> **The problem**:
Copy the listing below word for word, from its first line through the line containing "111, 1021, 134]", both ends included.

> **Dataset rows**:
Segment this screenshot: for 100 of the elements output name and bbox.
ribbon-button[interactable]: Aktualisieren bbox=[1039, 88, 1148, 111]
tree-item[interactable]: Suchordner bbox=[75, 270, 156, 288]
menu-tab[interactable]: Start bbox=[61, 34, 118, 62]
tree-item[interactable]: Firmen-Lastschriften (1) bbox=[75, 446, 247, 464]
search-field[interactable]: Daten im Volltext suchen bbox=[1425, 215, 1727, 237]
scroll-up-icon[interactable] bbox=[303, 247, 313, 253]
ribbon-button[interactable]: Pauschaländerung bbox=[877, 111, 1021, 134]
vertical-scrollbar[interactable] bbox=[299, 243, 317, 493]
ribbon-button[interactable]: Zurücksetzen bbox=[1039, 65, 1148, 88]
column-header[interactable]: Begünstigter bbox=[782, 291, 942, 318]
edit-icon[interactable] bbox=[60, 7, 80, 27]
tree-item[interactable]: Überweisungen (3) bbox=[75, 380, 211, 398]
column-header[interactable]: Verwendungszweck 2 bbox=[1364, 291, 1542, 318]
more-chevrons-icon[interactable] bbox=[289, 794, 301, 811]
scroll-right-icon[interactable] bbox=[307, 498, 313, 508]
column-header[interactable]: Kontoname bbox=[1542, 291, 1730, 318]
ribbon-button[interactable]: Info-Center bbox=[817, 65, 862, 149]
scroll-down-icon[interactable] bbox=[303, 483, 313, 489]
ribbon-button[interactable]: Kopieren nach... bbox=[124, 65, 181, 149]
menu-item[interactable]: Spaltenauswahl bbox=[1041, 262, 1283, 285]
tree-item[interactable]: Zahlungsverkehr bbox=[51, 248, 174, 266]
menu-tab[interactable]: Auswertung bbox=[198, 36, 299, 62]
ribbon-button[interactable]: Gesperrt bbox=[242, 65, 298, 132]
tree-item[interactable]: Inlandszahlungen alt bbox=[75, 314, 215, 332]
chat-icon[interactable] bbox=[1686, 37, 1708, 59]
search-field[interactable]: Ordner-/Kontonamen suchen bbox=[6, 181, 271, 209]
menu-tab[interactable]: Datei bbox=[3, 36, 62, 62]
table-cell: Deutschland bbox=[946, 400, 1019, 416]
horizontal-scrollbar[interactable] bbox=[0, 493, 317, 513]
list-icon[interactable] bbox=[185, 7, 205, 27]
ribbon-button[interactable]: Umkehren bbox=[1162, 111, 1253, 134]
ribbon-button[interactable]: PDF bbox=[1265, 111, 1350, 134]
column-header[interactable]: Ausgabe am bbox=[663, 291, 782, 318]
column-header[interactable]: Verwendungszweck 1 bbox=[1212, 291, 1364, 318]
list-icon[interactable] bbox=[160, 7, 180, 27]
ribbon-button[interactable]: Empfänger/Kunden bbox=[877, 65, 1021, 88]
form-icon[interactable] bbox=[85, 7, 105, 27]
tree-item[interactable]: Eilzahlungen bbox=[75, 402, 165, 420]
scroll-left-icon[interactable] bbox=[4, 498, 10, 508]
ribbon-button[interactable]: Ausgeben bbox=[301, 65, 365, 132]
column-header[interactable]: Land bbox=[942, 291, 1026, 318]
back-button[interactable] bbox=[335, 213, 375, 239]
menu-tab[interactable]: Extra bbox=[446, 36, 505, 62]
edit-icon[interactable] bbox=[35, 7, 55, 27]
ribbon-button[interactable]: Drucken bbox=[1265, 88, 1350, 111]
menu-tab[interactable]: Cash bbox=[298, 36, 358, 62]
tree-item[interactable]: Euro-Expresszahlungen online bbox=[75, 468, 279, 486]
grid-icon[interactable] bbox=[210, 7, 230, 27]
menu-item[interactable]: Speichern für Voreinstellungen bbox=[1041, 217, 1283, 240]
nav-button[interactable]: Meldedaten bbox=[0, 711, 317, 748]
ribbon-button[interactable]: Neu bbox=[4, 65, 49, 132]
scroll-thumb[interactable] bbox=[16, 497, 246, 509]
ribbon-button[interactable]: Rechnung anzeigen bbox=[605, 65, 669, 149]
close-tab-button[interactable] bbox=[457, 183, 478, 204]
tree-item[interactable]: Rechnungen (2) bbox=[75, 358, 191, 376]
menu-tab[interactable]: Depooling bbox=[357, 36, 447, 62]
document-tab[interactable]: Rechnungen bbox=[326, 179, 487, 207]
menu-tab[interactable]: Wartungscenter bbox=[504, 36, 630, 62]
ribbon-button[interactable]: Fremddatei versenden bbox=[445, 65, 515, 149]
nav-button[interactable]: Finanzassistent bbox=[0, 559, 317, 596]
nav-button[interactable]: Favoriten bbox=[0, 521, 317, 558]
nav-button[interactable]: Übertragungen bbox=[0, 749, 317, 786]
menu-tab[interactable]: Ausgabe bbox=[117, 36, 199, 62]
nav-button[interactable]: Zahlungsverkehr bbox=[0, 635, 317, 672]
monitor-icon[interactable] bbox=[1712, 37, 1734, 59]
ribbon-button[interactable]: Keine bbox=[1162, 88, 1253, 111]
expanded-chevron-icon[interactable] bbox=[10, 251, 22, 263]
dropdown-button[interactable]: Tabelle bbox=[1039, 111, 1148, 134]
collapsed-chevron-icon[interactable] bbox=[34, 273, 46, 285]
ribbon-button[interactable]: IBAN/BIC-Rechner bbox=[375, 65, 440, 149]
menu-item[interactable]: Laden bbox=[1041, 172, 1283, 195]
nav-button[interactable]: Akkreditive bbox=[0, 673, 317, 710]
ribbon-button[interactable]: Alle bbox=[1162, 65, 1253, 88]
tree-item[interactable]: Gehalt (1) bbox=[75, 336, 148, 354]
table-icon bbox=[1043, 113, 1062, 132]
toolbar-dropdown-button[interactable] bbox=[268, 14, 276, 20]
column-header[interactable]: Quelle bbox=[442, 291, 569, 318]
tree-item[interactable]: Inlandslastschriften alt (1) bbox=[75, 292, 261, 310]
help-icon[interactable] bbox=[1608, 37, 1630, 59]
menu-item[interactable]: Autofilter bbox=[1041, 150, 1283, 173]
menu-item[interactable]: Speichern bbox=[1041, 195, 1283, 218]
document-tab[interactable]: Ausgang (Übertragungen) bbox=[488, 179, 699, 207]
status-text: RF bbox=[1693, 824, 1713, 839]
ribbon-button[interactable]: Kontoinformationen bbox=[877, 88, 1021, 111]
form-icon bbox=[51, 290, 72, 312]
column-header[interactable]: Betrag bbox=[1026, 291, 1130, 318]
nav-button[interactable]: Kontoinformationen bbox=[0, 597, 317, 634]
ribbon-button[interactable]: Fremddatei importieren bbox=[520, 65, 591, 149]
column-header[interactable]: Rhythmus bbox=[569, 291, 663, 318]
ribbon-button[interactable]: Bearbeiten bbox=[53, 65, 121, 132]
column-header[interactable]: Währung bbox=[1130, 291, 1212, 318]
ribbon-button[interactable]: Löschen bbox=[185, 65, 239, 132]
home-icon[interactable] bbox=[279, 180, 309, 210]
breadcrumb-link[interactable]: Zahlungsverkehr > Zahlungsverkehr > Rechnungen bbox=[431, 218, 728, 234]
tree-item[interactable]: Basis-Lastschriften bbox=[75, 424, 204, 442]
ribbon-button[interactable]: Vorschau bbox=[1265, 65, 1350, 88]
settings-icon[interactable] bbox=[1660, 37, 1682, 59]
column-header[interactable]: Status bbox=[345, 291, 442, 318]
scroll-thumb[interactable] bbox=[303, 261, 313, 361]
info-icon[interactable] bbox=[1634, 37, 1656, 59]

> **Task response**:
Segment this screenshot: for 100 of the elements output name and bbox.
ribbon-button[interactable]: Aktualisieren bbox=[1039, 88, 1148, 111]
tree-item[interactable]: Suchordner bbox=[75, 270, 156, 288]
menu-tab[interactable]: Start bbox=[61, 34, 118, 62]
tree-item[interactable]: Firmen-Lastschriften (1) bbox=[75, 446, 247, 464]
search-field[interactable]: Daten im Volltext suchen bbox=[1425, 215, 1727, 237]
scroll-up-icon[interactable] bbox=[303, 247, 313, 253]
ribbon-button[interactable]: Pauschaländerung bbox=[877, 111, 1021, 134]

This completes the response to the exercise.